-- Start DATASET EXTRACT --

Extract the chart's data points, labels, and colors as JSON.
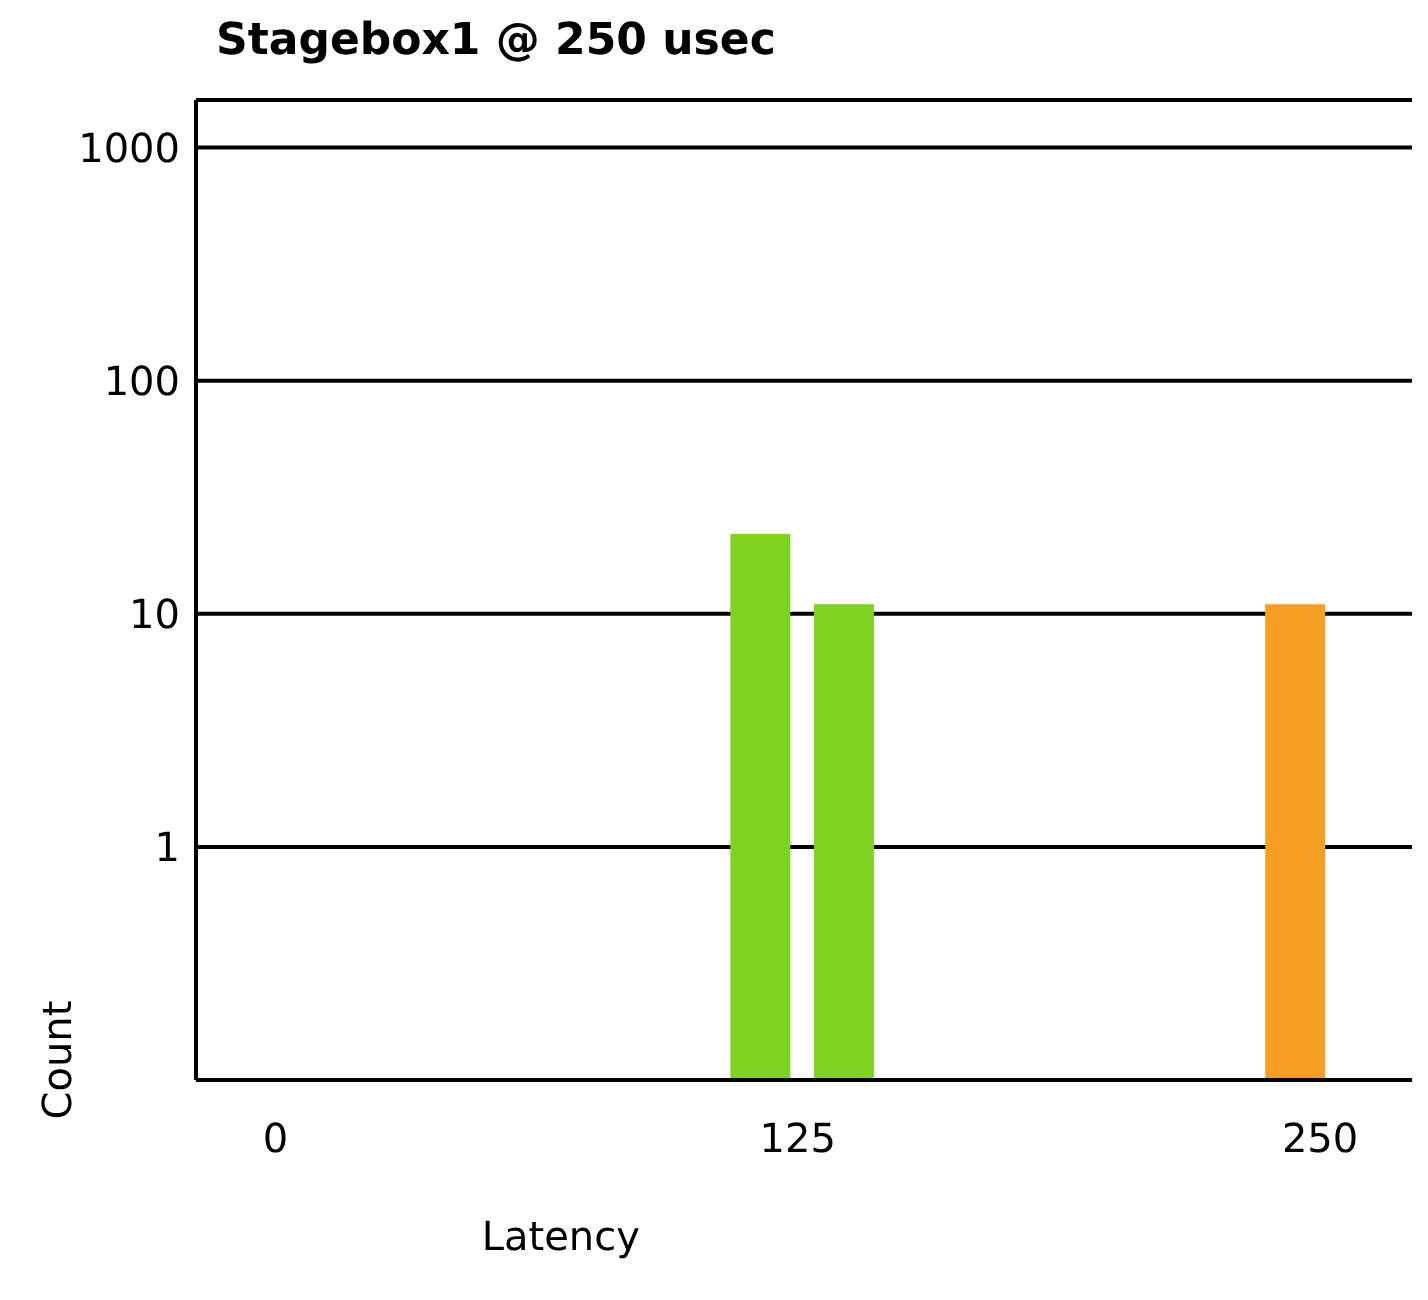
{
  "chart_data": {
    "type": "bar",
    "title": "Stagebox1 @ 250 usec",
    "xlabel": "Latency",
    "ylabel": "Count",
    "x": [
      116,
      136,
      244
    ],
    "values": [
      22,
      11,
      11
    ],
    "colors": [
      "#7ed321",
      "#7ed321",
      "#f5a023"
    ],
    "xlim": [
      -19,
      272
    ],
    "xticks": [
      0,
      125,
      250
    ],
    "ylim": [
      0.1,
      1600
    ],
    "yticks": [
      1,
      10,
      100,
      1000
    ],
    "log": "y",
    "grid": "y"
  }
}
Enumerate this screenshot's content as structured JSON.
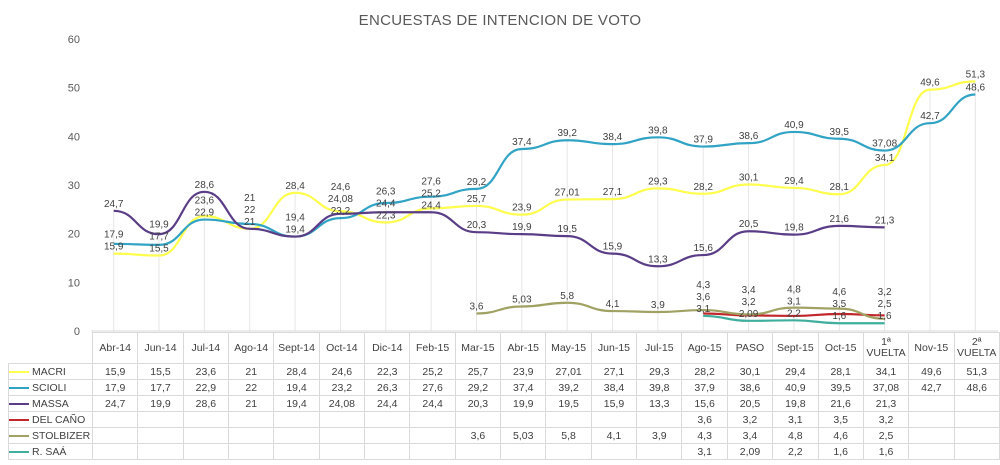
{
  "chart_data": {
    "type": "line",
    "title": "ENCUESTAS DE INTENCION DE VOTO",
    "categories": [
      "Abr-14",
      "Jun-14",
      "Jul-14",
      "Ago-14",
      "Sept-14",
      "Oct-14",
      "Dic-14",
      "Feb-15",
      "Mar-15",
      "Abr-15",
      "May-15",
      "Jun-15",
      "Jul-15",
      "Ago-15",
      "PASO",
      "Sept-15",
      "Oct-15",
      "1ª VUELTA",
      "Nov-15",
      "2ª VUELTA"
    ],
    "ylim": [
      0,
      60
    ],
    "yticks": [
      "0",
      "10",
      "20",
      "30",
      "40",
      "50",
      "60"
    ],
    "grid": false,
    "legend": "bottom table",
    "series": [
      {
        "name": "MACRI",
        "color": "#ffff4d",
        "values": [
          "15,9",
          "15,5",
          "23,6",
          "21",
          "28,4",
          "24,6",
          "22,3",
          "25,2",
          "25,7",
          "23,9",
          "27,01",
          "27,1",
          "29,3",
          "28,2",
          "30,1",
          "29,4",
          "28,1",
          "34,1",
          "49,6",
          "51,3"
        ]
      },
      {
        "name": "SCIOLI",
        "color": "#31a3c4",
        "values": [
          "17,9",
          "17,7",
          "22,9",
          "22",
          "19,4",
          "23,2",
          "26,3",
          "27,6",
          "29,2",
          "37,4",
          "39,2",
          "38,4",
          "39,8",
          "37,9",
          "38,6",
          "40,9",
          "39,5",
          "37,08",
          "42,7",
          "48,6"
        ]
      },
      {
        "name": "MASSA",
        "color": "#5a3d87",
        "values": [
          "24,7",
          "19,9",
          "28,6",
          "21",
          "19,4",
          "24,08",
          "24,4",
          "24,4",
          "20,3",
          "19,9",
          "19,5",
          "15,9",
          "13,3",
          "15,6",
          "20,5",
          "19,8",
          "21,6",
          "21,3",
          "",
          ""
        ]
      },
      {
        "name": "DEL CAÑO",
        "color": "#c0262a",
        "values": [
          "",
          "",
          "",
          "",
          "",
          "",
          "",
          "",
          "",
          "",
          "",
          "",
          "",
          "3,6",
          "3,2",
          "3,1",
          "3,5",
          "3,2",
          "",
          ""
        ]
      },
      {
        "name": "STOLBIZER",
        "color": "#a0a264",
        "values": [
          "",
          "",
          "",
          "",
          "",
          "",
          "",
          "",
          "3,6",
          "5,03",
          "5,8",
          "4,1",
          "3,9",
          "4,3",
          "3,4",
          "4,8",
          "4,6",
          "2,5",
          "",
          ""
        ]
      },
      {
        "name": "R. SAÁ",
        "color": "#3fae9d",
        "values": [
          "",
          "",
          "",
          "",
          "",
          "",
          "",
          "",
          "",
          "",
          "",
          "",
          "",
          "3,1",
          "2,09",
          "2,2",
          "1,6",
          "1,6",
          "",
          ""
        ]
      }
    ]
  }
}
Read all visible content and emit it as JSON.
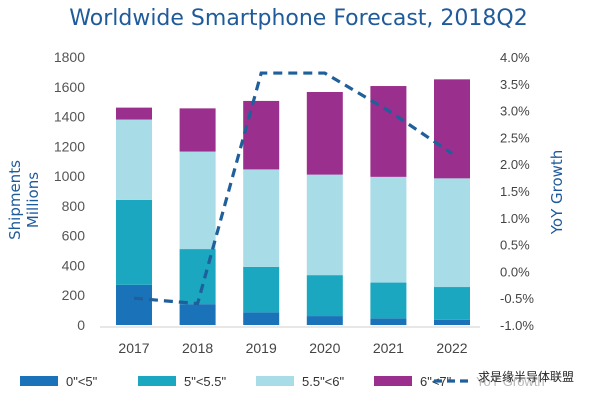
{
  "chart_data": {
    "type": "bar",
    "title": "Worldwide Smartphone Forecast, 2018Q2",
    "categories": [
      "2017",
      "2018",
      "2019",
      "2020",
      "2021",
      "2022"
    ],
    "series": [
      {
        "name": "0\"<5\"",
        "color": "#1a73b8",
        "values": [
          270,
          140,
          85,
          60,
          45,
          35
        ]
      },
      {
        "name": "5\"<5.5\"",
        "color": "#1aa7bf",
        "values": [
          570,
          370,
          305,
          275,
          240,
          220
        ]
      },
      {
        "name": "5.5\"<6\"",
        "color": "#a8dde7",
        "values": [
          540,
          655,
          655,
          675,
          710,
          730
        ]
      },
      {
        "name": "6\"<7\"",
        "color": "#9b2f8d",
        "values": [
          80,
          290,
          460,
          555,
          610,
          665
        ]
      }
    ],
    "line_series": {
      "name": "YoY Growth",
      "color": "#1f5f9b",
      "values": [
        -0.5,
        -0.6,
        3.7,
        3.7,
        3.0,
        2.2
      ]
    },
    "ylabel": "Shipments\nMillions",
    "ylim": [
      0,
      1800
    ],
    "yticks": [
      "0",
      "200",
      "400",
      "600",
      "800",
      "1000",
      "1200",
      "1400",
      "1600",
      "1800"
    ],
    "y2label": "YoY Growth",
    "y2lim": [
      -1.0,
      4.0
    ],
    "y2ticks": [
      "-1.0%",
      "-0.5%",
      "0.0%",
      "0.5%",
      "1.0%",
      "1.5%",
      "2.0%",
      "2.5%",
      "3.0%",
      "3.5%",
      "4.0%"
    ],
    "legend_position": "bottom",
    "grid": false
  },
  "watermark": "求是缘半导体联盟"
}
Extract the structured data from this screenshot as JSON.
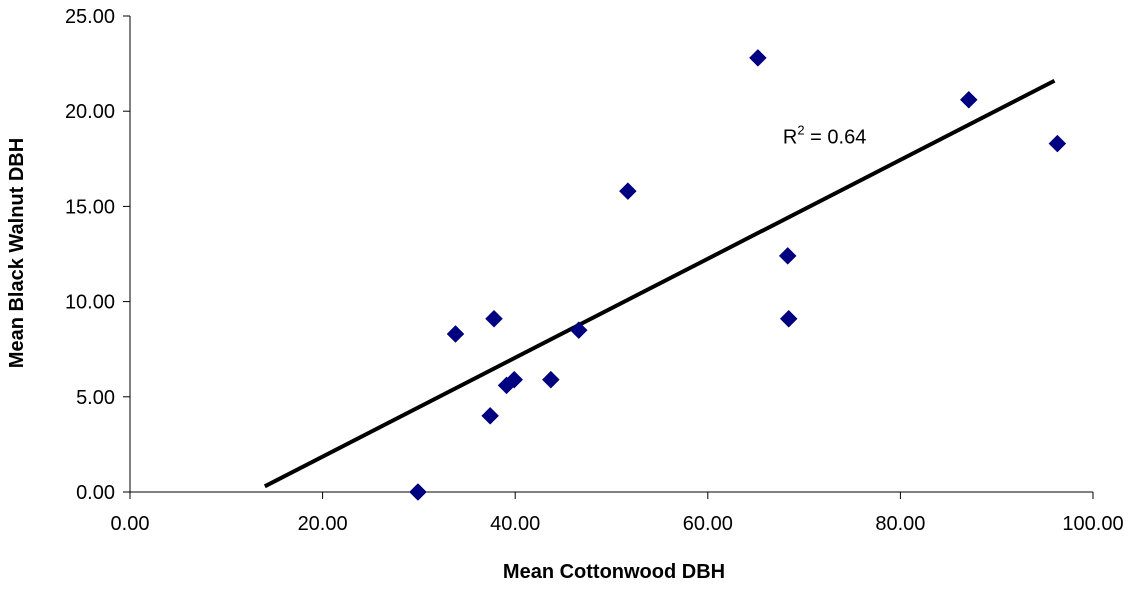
{
  "chart_data": {
    "type": "scatter",
    "title": "",
    "xlabel": "Mean Cottonwood DBH",
    "ylabel": "Mean Black Walnut DBH",
    "xlim": [
      0,
      100
    ],
    "ylim": [
      0,
      25
    ],
    "x_ticks": [
      "0.00",
      "20.00",
      "40.00",
      "60.00",
      "80.00",
      "100.00"
    ],
    "y_ticks": [
      "0.00",
      "5.00",
      "10.00",
      "15.00",
      "20.00",
      "25.00"
    ],
    "grid": false,
    "legend": "none",
    "marker_color": "#000080",
    "marker_shape": "diamond",
    "points": [
      {
        "x": 29.9,
        "y": 0.0
      },
      {
        "x": 33.8,
        "y": 8.3
      },
      {
        "x": 37.4,
        "y": 4.0
      },
      {
        "x": 37.8,
        "y": 9.1
      },
      {
        "x": 39.1,
        "y": 5.6
      },
      {
        "x": 39.9,
        "y": 5.9
      },
      {
        "x": 43.7,
        "y": 5.9
      },
      {
        "x": 46.6,
        "y": 8.5
      },
      {
        "x": 51.7,
        "y": 15.8
      },
      {
        "x": 65.2,
        "y": 22.8
      },
      {
        "x": 68.3,
        "y": 12.4
      },
      {
        "x": 68.4,
        "y": 9.1
      },
      {
        "x": 87.1,
        "y": 20.6
      },
      {
        "x": 96.3,
        "y": 18.3
      }
    ],
    "trendline": {
      "type": "linear",
      "color": "#000000",
      "x_start": 14.0,
      "y_start": 0.3,
      "x_end": 96.0,
      "y_end": 21.6
    },
    "annotation": {
      "base": "R",
      "superscript": "2",
      "rest": " = 0.64",
      "x": 67.8,
      "y": 18.3
    }
  }
}
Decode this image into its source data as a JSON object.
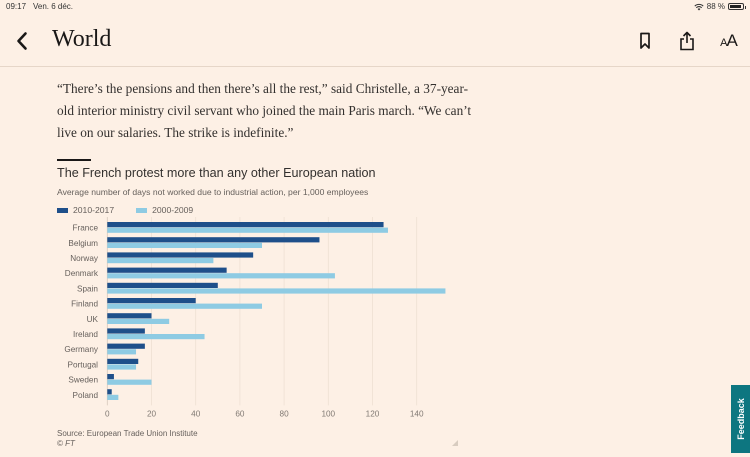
{
  "status_bar": {
    "time": "09:17",
    "date": "Ven. 6 déc.",
    "battery": "88 %",
    "icons": [
      "wifi-icon",
      "battery-icon"
    ]
  },
  "nav": {
    "back_icon": "chevron-left-icon",
    "title": "World",
    "actions": [
      {
        "name": "bookmark",
        "icon": "bookmark-icon"
      },
      {
        "name": "share",
        "icon": "share-icon"
      },
      {
        "name": "text-size",
        "icon": "text-size-icon",
        "small": "A",
        "large": "A"
      }
    ]
  },
  "article": {
    "paragraph": "“There’s the pensions and then there’s all the rest,” said Christelle, a 37-year-old interior ministry civil servant who joined the main Paris march. “We can’t live on our salaries. The strike is indefinite.”"
  },
  "chart_data": {
    "type": "bar",
    "orientation": "horizontal",
    "title": "The French protest more than any other European nation",
    "subtitle": "Average number of days not worked due to industrial action, per 1,000 employees",
    "xlabel": "",
    "ylabel": "",
    "categories": [
      "France",
      "Belgium",
      "Norway",
      "Denmark",
      "Spain",
      "Finland",
      "UK",
      "Ireland",
      "Germany",
      "Portugal",
      "Sweden",
      "Poland"
    ],
    "series": [
      {
        "name": "2010-2017",
        "color": "#1e4f8a",
        "values": [
          125,
          96,
          66,
          54,
          50,
          40,
          20,
          17,
          17,
          14,
          3,
          2
        ]
      },
      {
        "name": "2000-2009",
        "color": "#8ecbe3",
        "values": [
          127,
          70,
          48,
          103,
          153,
          70,
          28,
          44,
          13,
          13,
          20,
          5
        ]
      }
    ],
    "xlim": [
      0,
      158
    ],
    "xticks": [
      0,
      20,
      40,
      60,
      80,
      100,
      120,
      140
    ],
    "grid": true,
    "legend": "top-left",
    "source": "Source: European Trade Union Institute",
    "credit": "© FT"
  },
  "feedback": {
    "label": "Feedback"
  }
}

-- End DATASET EXTRACT --

WORK INSTRUCTIONS:
For the data above, state how many lines contain "Mean"; the number is the whole answer.

WRITTEN ANSWER:
2